(Set problem): Write every entry out again exactly, please, and skip the pictures.

** start **

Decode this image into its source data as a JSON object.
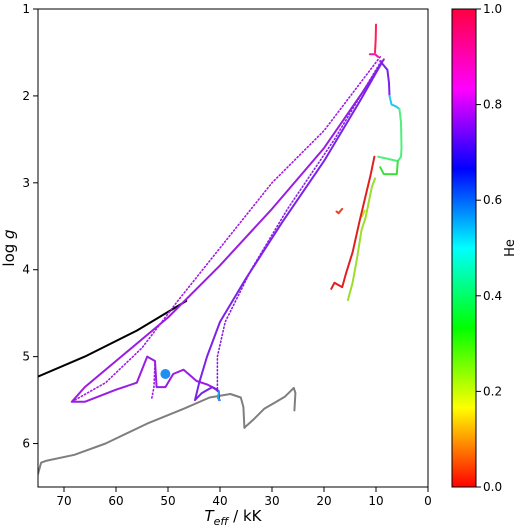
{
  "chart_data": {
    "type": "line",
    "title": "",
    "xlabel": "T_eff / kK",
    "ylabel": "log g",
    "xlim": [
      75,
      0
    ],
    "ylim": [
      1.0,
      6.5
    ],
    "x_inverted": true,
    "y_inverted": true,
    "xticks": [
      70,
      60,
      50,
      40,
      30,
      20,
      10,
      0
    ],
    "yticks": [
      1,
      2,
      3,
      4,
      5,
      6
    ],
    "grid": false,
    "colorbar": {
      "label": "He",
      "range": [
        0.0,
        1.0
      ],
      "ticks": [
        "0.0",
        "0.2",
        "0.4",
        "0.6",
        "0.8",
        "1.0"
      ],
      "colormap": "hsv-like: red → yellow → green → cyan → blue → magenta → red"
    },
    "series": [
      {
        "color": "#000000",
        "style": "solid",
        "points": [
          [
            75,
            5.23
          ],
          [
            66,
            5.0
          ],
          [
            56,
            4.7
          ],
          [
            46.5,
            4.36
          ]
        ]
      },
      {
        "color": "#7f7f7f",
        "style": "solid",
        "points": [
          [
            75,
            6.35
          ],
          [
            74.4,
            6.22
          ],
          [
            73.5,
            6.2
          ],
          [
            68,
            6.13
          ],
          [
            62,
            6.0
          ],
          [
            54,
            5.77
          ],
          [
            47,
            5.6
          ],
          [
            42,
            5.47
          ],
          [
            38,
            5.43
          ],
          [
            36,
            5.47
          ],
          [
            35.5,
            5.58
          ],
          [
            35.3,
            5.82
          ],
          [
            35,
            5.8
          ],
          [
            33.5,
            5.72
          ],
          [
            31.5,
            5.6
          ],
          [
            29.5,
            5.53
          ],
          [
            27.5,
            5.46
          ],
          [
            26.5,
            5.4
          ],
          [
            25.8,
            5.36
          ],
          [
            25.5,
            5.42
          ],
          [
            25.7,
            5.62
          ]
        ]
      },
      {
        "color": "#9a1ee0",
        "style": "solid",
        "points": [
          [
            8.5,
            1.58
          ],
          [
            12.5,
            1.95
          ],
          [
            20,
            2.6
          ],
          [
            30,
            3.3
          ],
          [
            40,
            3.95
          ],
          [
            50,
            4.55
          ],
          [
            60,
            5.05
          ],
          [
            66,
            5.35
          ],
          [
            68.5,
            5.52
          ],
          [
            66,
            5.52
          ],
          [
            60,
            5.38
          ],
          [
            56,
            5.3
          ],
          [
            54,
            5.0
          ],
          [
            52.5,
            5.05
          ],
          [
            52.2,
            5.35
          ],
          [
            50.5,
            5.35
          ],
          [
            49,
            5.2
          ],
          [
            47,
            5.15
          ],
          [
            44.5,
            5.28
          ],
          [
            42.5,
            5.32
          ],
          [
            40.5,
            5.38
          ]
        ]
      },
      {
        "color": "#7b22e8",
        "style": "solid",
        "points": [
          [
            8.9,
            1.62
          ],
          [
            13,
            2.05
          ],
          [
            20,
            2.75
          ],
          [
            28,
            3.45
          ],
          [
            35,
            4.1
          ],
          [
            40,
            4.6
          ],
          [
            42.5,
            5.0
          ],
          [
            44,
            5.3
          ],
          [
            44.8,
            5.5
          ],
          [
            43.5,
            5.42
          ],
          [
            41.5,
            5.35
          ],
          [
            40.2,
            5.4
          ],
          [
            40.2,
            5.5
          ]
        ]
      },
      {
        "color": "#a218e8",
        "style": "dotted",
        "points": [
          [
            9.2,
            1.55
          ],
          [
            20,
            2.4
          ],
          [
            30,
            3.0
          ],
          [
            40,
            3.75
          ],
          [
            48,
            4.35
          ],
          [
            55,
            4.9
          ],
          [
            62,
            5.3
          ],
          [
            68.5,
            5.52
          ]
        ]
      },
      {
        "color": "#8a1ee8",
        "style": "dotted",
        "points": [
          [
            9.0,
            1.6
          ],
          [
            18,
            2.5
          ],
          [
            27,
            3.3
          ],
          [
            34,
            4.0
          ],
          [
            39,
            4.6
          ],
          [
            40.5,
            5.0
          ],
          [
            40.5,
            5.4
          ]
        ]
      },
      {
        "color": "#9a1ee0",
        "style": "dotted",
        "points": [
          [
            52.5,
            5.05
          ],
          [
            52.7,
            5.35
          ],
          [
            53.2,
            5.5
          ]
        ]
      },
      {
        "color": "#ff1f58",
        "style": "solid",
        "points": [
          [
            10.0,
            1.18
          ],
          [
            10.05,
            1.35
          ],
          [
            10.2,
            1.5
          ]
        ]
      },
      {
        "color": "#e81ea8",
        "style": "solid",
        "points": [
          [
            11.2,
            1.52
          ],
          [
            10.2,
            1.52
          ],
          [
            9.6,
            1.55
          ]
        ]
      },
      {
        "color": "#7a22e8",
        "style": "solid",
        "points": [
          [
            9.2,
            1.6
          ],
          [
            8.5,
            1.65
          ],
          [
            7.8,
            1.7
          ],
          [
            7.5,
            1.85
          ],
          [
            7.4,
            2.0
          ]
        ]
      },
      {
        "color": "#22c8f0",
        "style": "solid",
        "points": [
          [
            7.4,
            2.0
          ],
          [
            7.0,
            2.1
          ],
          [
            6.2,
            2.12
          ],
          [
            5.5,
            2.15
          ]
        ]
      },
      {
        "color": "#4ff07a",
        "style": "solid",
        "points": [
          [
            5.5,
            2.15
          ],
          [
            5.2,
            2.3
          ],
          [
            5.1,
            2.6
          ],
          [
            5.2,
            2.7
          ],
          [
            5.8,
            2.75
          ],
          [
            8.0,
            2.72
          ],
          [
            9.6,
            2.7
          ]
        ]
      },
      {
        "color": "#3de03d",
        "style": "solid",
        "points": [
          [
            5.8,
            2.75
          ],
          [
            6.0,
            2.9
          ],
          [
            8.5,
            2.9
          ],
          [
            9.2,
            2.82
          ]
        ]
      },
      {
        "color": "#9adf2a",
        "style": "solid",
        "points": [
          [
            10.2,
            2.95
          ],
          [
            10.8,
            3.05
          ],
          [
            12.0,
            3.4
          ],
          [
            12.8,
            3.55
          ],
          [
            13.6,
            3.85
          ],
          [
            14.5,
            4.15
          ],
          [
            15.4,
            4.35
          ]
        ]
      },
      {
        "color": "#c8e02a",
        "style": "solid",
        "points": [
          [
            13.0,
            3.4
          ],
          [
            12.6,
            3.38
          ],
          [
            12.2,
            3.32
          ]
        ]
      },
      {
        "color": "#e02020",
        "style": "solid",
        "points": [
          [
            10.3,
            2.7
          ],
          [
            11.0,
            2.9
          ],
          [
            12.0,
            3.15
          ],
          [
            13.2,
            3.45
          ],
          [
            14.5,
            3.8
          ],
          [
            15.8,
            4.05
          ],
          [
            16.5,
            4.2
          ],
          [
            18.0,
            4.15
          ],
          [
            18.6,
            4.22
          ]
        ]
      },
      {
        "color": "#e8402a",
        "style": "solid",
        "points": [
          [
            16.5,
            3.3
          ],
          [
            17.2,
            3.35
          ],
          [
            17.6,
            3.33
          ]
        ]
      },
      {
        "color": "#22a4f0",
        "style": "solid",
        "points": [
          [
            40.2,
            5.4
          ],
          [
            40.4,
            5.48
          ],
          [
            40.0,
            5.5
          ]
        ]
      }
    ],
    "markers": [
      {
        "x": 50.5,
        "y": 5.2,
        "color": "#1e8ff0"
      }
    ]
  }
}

** end **

(Complete output):
Decode this image into its source data as a JSON object.
{
  "chart_data": {
    "type": "line",
    "title": "",
    "xlabel": "T_eff / kK",
    "ylabel": "log g",
    "xlim": [
      75,
      0
    ],
    "ylim": [
      1.0,
      6.5
    ],
    "x_inverted": true,
    "y_inverted": true,
    "xticks": [
      70,
      60,
      50,
      40,
      30,
      20,
      10,
      0
    ],
    "yticks": [
      1,
      2,
      3,
      4,
      5,
      6
    ],
    "grid": false,
    "colorbar": {
      "label": "He",
      "range": [
        0.0,
        1.0
      ],
      "ticks": [
        "0.0",
        "0.2",
        "0.4",
        "0.6",
        "0.8",
        "1.0"
      ],
      "colormap": "hsv-like: red → yellow → green → cyan → blue → magenta → red"
    },
    "series": [
      {
        "color": "#000000",
        "style": "solid",
        "points": [
          [
            75,
            5.23
          ],
          [
            66,
            5.0
          ],
          [
            56,
            4.7
          ],
          [
            46.5,
            4.36
          ]
        ]
      },
      {
        "color": "#7f7f7f",
        "style": "solid",
        "points": [
          [
            75,
            6.35
          ],
          [
            74.4,
            6.22
          ],
          [
            73.5,
            6.2
          ],
          [
            68,
            6.13
          ],
          [
            62,
            6.0
          ],
          [
            54,
            5.77
          ],
          [
            47,
            5.6
          ],
          [
            42,
            5.47
          ],
          [
            38,
            5.43
          ],
          [
            36,
            5.47
          ],
          [
            35.5,
            5.58
          ],
          [
            35.3,
            5.82
          ],
          [
            35,
            5.8
          ],
          [
            33.5,
            5.72
          ],
          [
            31.5,
            5.6
          ],
          [
            29.5,
            5.53
          ],
          [
            27.5,
            5.46
          ],
          [
            26.5,
            5.4
          ],
          [
            25.8,
            5.36
          ],
          [
            25.5,
            5.42
          ],
          [
            25.7,
            5.62
          ]
        ]
      },
      {
        "color": "#9a1ee0",
        "style": "solid",
        "points": [
          [
            8.5,
            1.58
          ],
          [
            12.5,
            1.95
          ],
          [
            20,
            2.6
          ],
          [
            30,
            3.3
          ],
          [
            40,
            3.95
          ],
          [
            50,
            4.55
          ],
          [
            60,
            5.05
          ],
          [
            66,
            5.35
          ],
          [
            68.5,
            5.52
          ],
          [
            66,
            5.52
          ],
          [
            60,
            5.38
          ],
          [
            56,
            5.3
          ],
          [
            54,
            5.0
          ],
          [
            52.5,
            5.05
          ],
          [
            52.2,
            5.35
          ],
          [
            50.5,
            5.35
          ],
          [
            49,
            5.2
          ],
          [
            47,
            5.15
          ],
          [
            44.5,
            5.28
          ],
          [
            42.5,
            5.32
          ],
          [
            40.5,
            5.38
          ]
        ]
      },
      {
        "color": "#7b22e8",
        "style": "solid",
        "points": [
          [
            8.9,
            1.62
          ],
          [
            13,
            2.05
          ],
          [
            20,
            2.75
          ],
          [
            28,
            3.45
          ],
          [
            35,
            4.1
          ],
          [
            40,
            4.6
          ],
          [
            42.5,
            5.0
          ],
          [
            44,
            5.3
          ],
          [
            44.8,
            5.5
          ],
          [
            43.5,
            5.42
          ],
          [
            41.5,
            5.35
          ],
          [
            40.2,
            5.4
          ],
          [
            40.2,
            5.5
          ]
        ]
      },
      {
        "color": "#a218e8",
        "style": "dotted",
        "points": [
          [
            9.2,
            1.55
          ],
          [
            20,
            2.4
          ],
          [
            30,
            3.0
          ],
          [
            40,
            3.75
          ],
          [
            48,
            4.35
          ],
          [
            55,
            4.9
          ],
          [
            62,
            5.3
          ],
          [
            68.5,
            5.52
          ]
        ]
      },
      {
        "color": "#8a1ee8",
        "style": "dotted",
        "points": [
          [
            9.0,
            1.6
          ],
          [
            18,
            2.5
          ],
          [
            27,
            3.3
          ],
          [
            34,
            4.0
          ],
          [
            39,
            4.6
          ],
          [
            40.5,
            5.0
          ],
          [
            40.5,
            5.4
          ]
        ]
      },
      {
        "color": "#9a1ee0",
        "style": "dotted",
        "points": [
          [
            52.5,
            5.05
          ],
          [
            52.7,
            5.35
          ],
          [
            53.2,
            5.5
          ]
        ]
      },
      {
        "color": "#ff1f58",
        "style": "solid",
        "points": [
          [
            10.0,
            1.18
          ],
          [
            10.05,
            1.35
          ],
          [
            10.2,
            1.5
          ]
        ]
      },
      {
        "color": "#e81ea8",
        "style": "solid",
        "points": [
          [
            11.2,
            1.52
          ],
          [
            10.2,
            1.52
          ],
          [
            9.6,
            1.55
          ]
        ]
      },
      {
        "color": "#7a22e8",
        "style": "solid",
        "points": [
          [
            9.2,
            1.6
          ],
          [
            8.5,
            1.65
          ],
          [
            7.8,
            1.7
          ],
          [
            7.5,
            1.85
          ],
          [
            7.4,
            2.0
          ]
        ]
      },
      {
        "color": "#22c8f0",
        "style": "solid",
        "points": [
          [
            7.4,
            2.0
          ],
          [
            7.0,
            2.1
          ],
          [
            6.2,
            2.12
          ],
          [
            5.5,
            2.15
          ]
        ]
      },
      {
        "color": "#4ff07a",
        "style": "solid",
        "points": [
          [
            5.5,
            2.15
          ],
          [
            5.2,
            2.3
          ],
          [
            5.1,
            2.6
          ],
          [
            5.2,
            2.7
          ],
          [
            5.8,
            2.75
          ],
          [
            8.0,
            2.72
          ],
          [
            9.6,
            2.7
          ]
        ]
      },
      {
        "color": "#3de03d",
        "style": "solid",
        "points": [
          [
            5.8,
            2.75
          ],
          [
            6.0,
            2.9
          ],
          [
            8.5,
            2.9
          ],
          [
            9.2,
            2.82
          ]
        ]
      },
      {
        "color": "#9adf2a",
        "style": "solid",
        "points": [
          [
            10.2,
            2.95
          ],
          [
            10.8,
            3.05
          ],
          [
            12.0,
            3.4
          ],
          [
            12.8,
            3.55
          ],
          [
            13.6,
            3.85
          ],
          [
            14.5,
            4.15
          ],
          [
            15.4,
            4.35
          ]
        ]
      },
      {
        "color": "#c8e02a",
        "style": "solid",
        "points": [
          [
            13.0,
            3.4
          ],
          [
            12.6,
            3.38
          ],
          [
            12.2,
            3.32
          ]
        ]
      },
      {
        "color": "#e02020",
        "style": "solid",
        "points": [
          [
            10.3,
            2.7
          ],
          [
            11.0,
            2.9
          ],
          [
            12.0,
            3.15
          ],
          [
            13.2,
            3.45
          ],
          [
            14.5,
            3.8
          ],
          [
            15.8,
            4.05
          ],
          [
            16.5,
            4.2
          ],
          [
            18.0,
            4.15
          ],
          [
            18.6,
            4.22
          ]
        ]
      },
      {
        "color": "#e8402a",
        "style": "solid",
        "points": [
          [
            16.5,
            3.3
          ],
          [
            17.2,
            3.35
          ],
          [
            17.6,
            3.33
          ]
        ]
      },
      {
        "color": "#22a4f0",
        "style": "solid",
        "points": [
          [
            40.2,
            5.4
          ],
          [
            40.4,
            5.48
          ],
          [
            40.0,
            5.5
          ]
        ]
      }
    ],
    "markers": [
      {
        "x": 50.5,
        "y": 5.2,
        "color": "#1e8ff0"
      }
    ]
  }
}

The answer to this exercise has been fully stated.